◆ WORK TO BE COMPLETED: Extract each line holding the word "Atenas" from the entries.

[BEGIN SOURCE RECORDS]

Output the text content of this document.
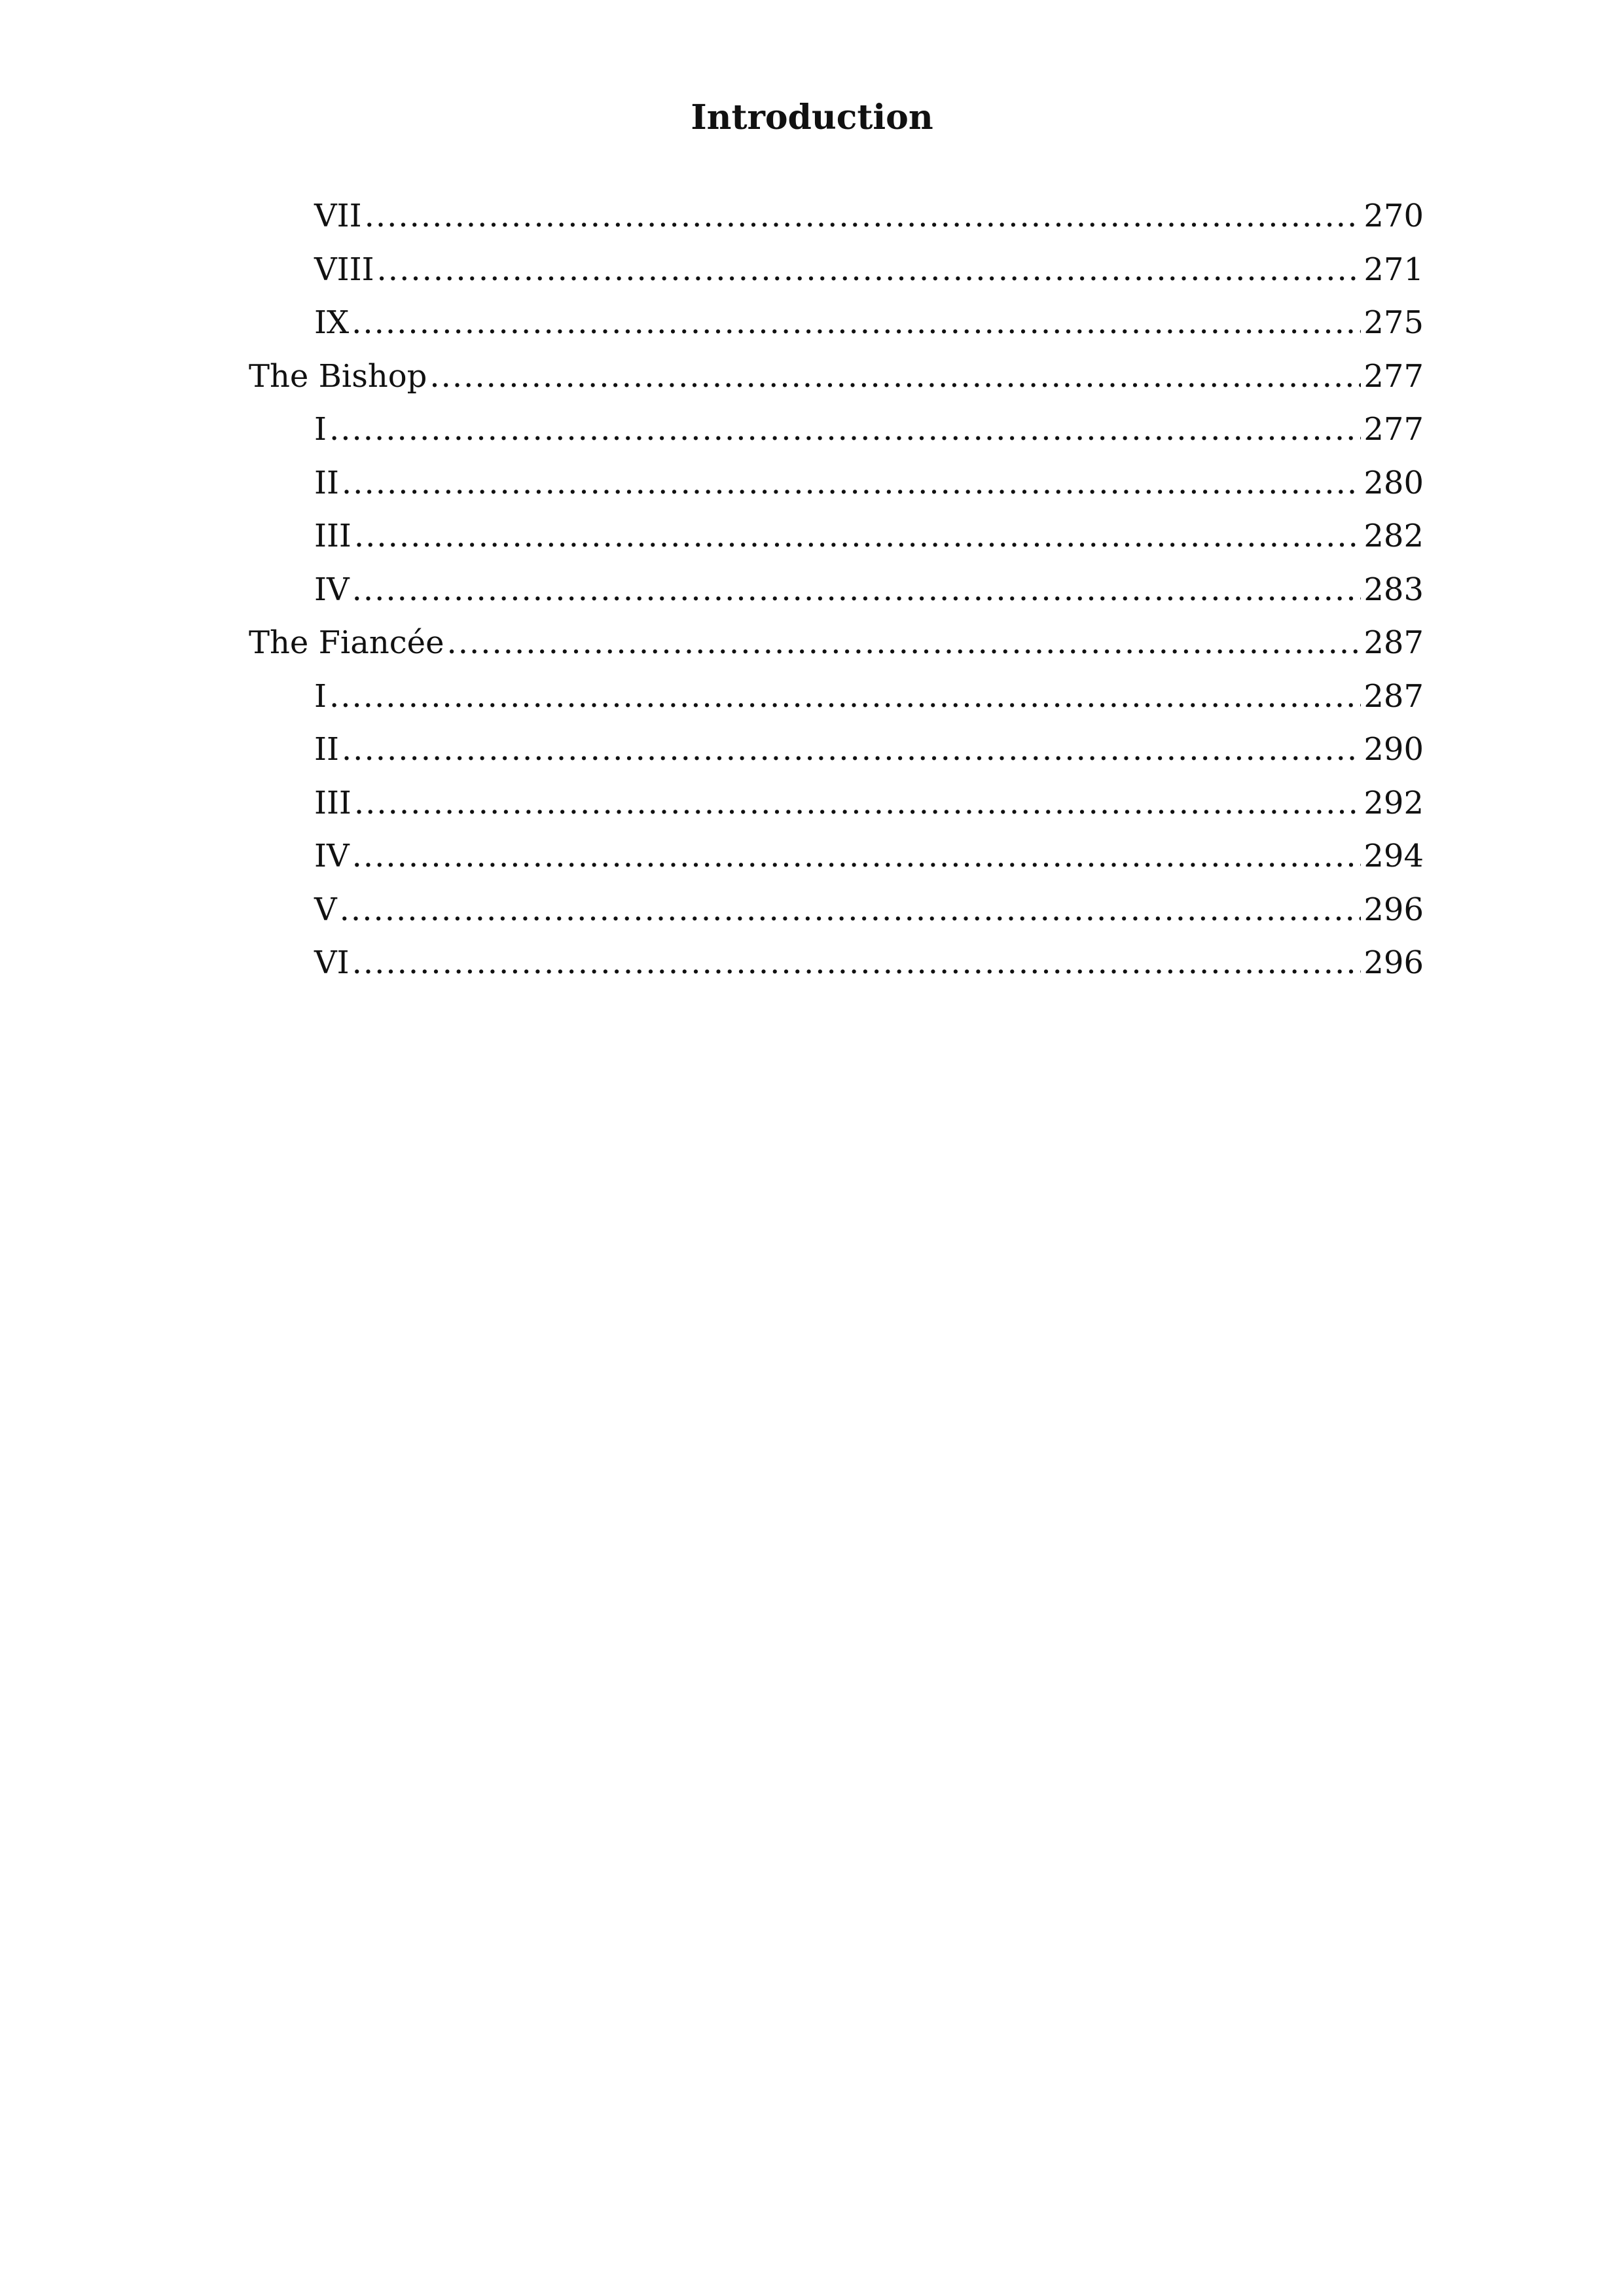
Introduction
VII .....	270
VIII .....	271
IX .....	275
The Bishop .....	277
I .....	277
II .....	280
III .....	282
IV .....	283
The Fiancée .....	287
I .....	287
II .....	290
III .....	292
IV .....	294
V .....	296
VI .....	296
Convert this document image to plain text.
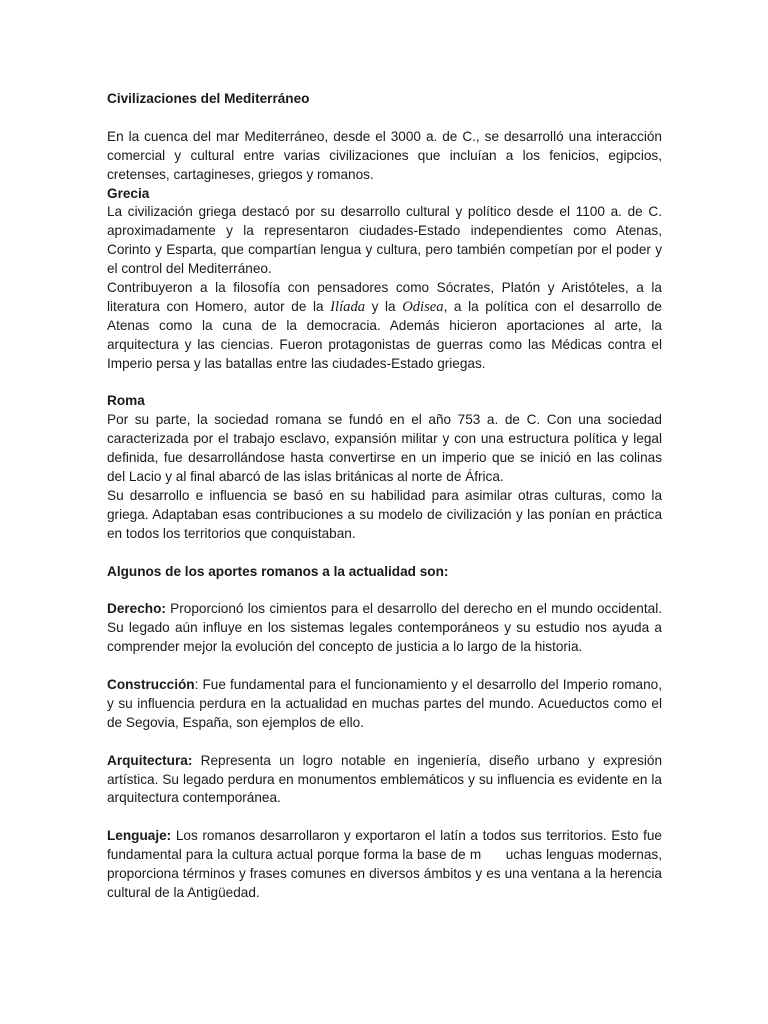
Civilizaciones del Mediterráneo

En la cuenca del mar Mediterráneo, desde el 3000 a. de C., se desarrolló una interacción comercial y cultural entre varias civilizaciones que incluían a los fenicios, egipcios, cretenses, cartagineses, griegos y romanos.

Grecia

La civilización griega destacó por su desarrollo cultural y político desde el 1100 a. de C. aproximadamente y la representaron ciudades-Estado independientes como Atenas, Corinto y Esparta, que compartían lengua y cultura, pero también competían por el poder y el control del Mediterráneo.

Contribuyeron a la filosofía con pensadores como Sócrates, Platón y Aristóteles, a la literatura con Homero, autor de la Ilíada y la Odisea, a la política con el desarrollo de Atenas como la cuna de la democracia. Además hicieron aportaciones al arte, la arquitectura y las ciencias. Fueron protagonistas de guerras como las Médicas contra el Imperio persa y las batallas entre las ciudades-Estado griegas.

Roma

Por su parte, la sociedad romana se fundó en el año 753 a. de C. Con una sociedad caracterizada por el trabajo esclavo, expansión militar y con una estructura política y legal definida, fue desarrollándose hasta convertirse en un imperio que se inició en las colinas del Lacio y al final abarcó de las islas británicas al norte de África.

Su desarrollo e influencia se basó en su habilidad para asimilar otras culturas, como la griega. Adaptaban esas contribuciones a su modelo de civilización y las ponían en práctica en todos los territorios que conquistaban.

Algunos de los aportes romanos a la actualidad son:

Derecho: Proporcionó los cimientos para el desarrollo del derecho en el mundo occidental. Su legado aún influye en los sistemas legales contemporáneos y su estudio nos ayuda a comprender mejor la evolución del concepto de justicia a lo largo de la historia.

Construcción: Fue fundamental para el funcionamiento y el desarrollo del Imperio romano, y su influencia perdura en la actualidad en muchas partes del mundo. Acueductos como el de Segovia, España, son ejemplos de ello.

Arquitectura: Representa un logro notable en ingeniería, diseño urbano y expresión artística. Su legado perdura en monumentos emblemáticos y su influencia es evidente en la arquitectura contemporánea.

Lenguaje: Los romanos desarrollaron y exportaron el latín a todos sus territorios. Esto fue fundamental para la cultura actual porque forma la base de m      uchas lenguas modernas, proporciona términos y frases comunes en diversos ámbitos y es una ventana a la herencia cultural de la Antigüedad.
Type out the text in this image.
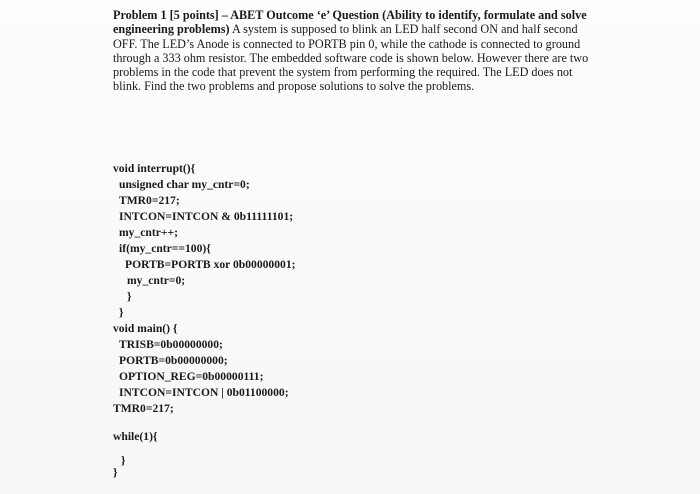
Problem 1 [5 points] – ABET Outcome ‘e’ Question (Ability to identify, formulate and solve engineering problems) A system is supposed to blink an LED half second ON and half second OFF. The LED’s Anode is connected to PORTB pin 0, while the cathode is connected to ground through a 333 ohm resistor. The embedded software code is shown below. However there are two problems in the code that prevent the system from performing the required. The LED does not blink. Find the two problems and propose solutions to solve the problems.
void interrupt(){
unsigned char my_cntr=0;
TMR0=217;
INTCON=INTCON & 0b11111101;
my_cntr++;
if(my_cntr==100){
PORTB=PORTB xor 0b00000001;
my_cntr=0;
}
}
void main() {
TRISB=0b00000000;
PORTB=0b00000000;
OPTION_REG=0b00000111;
INTCON=INTCON | 0b01100000;
TMR0=217;
while(1){
}
}
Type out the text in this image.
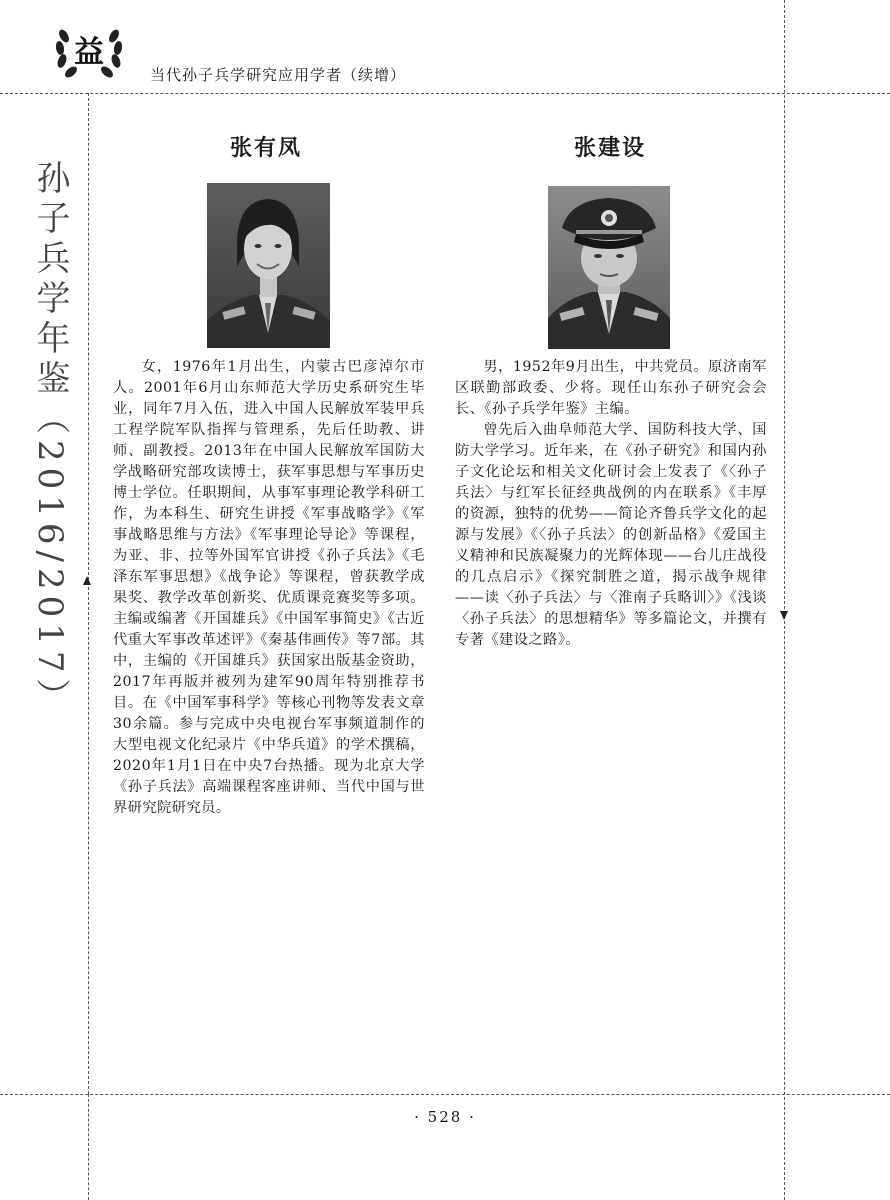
益
当代孙子兵学研究应用学者（续增）
孙子兵学年鉴（2016/2017）
张有凤

女，1976年1月出生，内蒙古巴彦淖尔市人。2001年6月山东师范大学历史系研究生毕业，同年7月入伍，进入中国人民解放军装甲兵工程学院军队指挥与管理系，先后任助教、讲师、副教授。2013年在中国人民解放军国防大学战略研究部攻读博士，获军事思想与军事历史博士学位。任职期间，从事军事理论教学科研工作，为本科生、研究生讲授《军事战略学》《军事战略思维与方法》《军事理论导论》等课程，为亚、非、拉等外国军官讲授《孙子兵法》《毛泽东军事思想》《战争论》等课程，曾获教学成果奖、教学改革创新奖、优质课竞赛奖等多项。主编或编著《开国雄兵》《中国军事简史》《古近代重大军事改革述评》《秦基伟画传》等7部。其中，主编的《开国雄兵》获国家出版基金资助，2017年再版并被列为建军90周年特别推荐书目。在《中国军事科学》等核心刊物等发表文章30余篇。参与完成中央电视台军事频道制作的大型电视文化纪录片《中华兵道》的学术撰稿，2020年1月1日在中央7台热播。现为北京大学《孙子兵法》高端课程客座讲师、当代中国与世界研究院研究员。

张建设

男，1952年9月出生，中共党员。原济南军区联勤部政委、少将。现任山东孙子研究会会长、《孙子兵学年鉴》主编。

曾先后入曲阜师范大学、国防科技大学、国防大学学习。近年来，在《孙子研究》和国内孙子文化论坛和相关文化研讨会上发表了《〈孙子兵法〉与红军长征经典战例的内在联系》《丰厚的资源，独特的优势——简论齐鲁兵学文化的起源与发展》《〈孙子兵法〉的创新品格》《爱国主义精神和民族凝聚力的光辉体现——台儿庄战役的几点启示》《探究制胜之道，揭示战争规律——读〈孙子兵法〉与〈淮南子兵略训〉》《浅谈〈孙子兵法〉的思想精华》等多篇论文，并撰有专著《建设之路》。

· 528 ·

[END SOURCE RECORDS]

◆ REPLY TO THE EXERCISE:
La civilización griega destacó por su desarrollo cultural y político desde el 1100 a. de C. aproximadamente y la representaron ciudades-Estado independientes como Atenas, Corinto y Esparta, que compartían lengua y cultura, pero también competían por el poder y el control del Mediterráneo.
Contribuyeron a la filosofía con pensadores como Sócrates, Platón y Aristóteles, a la literatura con Homero, autor de la Ilíada y la Odisea, a la política con el desarrollo de Atenas como la cuna de la democracia. Además hicieron aportaciones al arte, la arquitectura y las ciencias. Fueron protagonistas de guerras como las Médicas contra el Imperio persa y las batallas entre las ciudades-Estado griegas.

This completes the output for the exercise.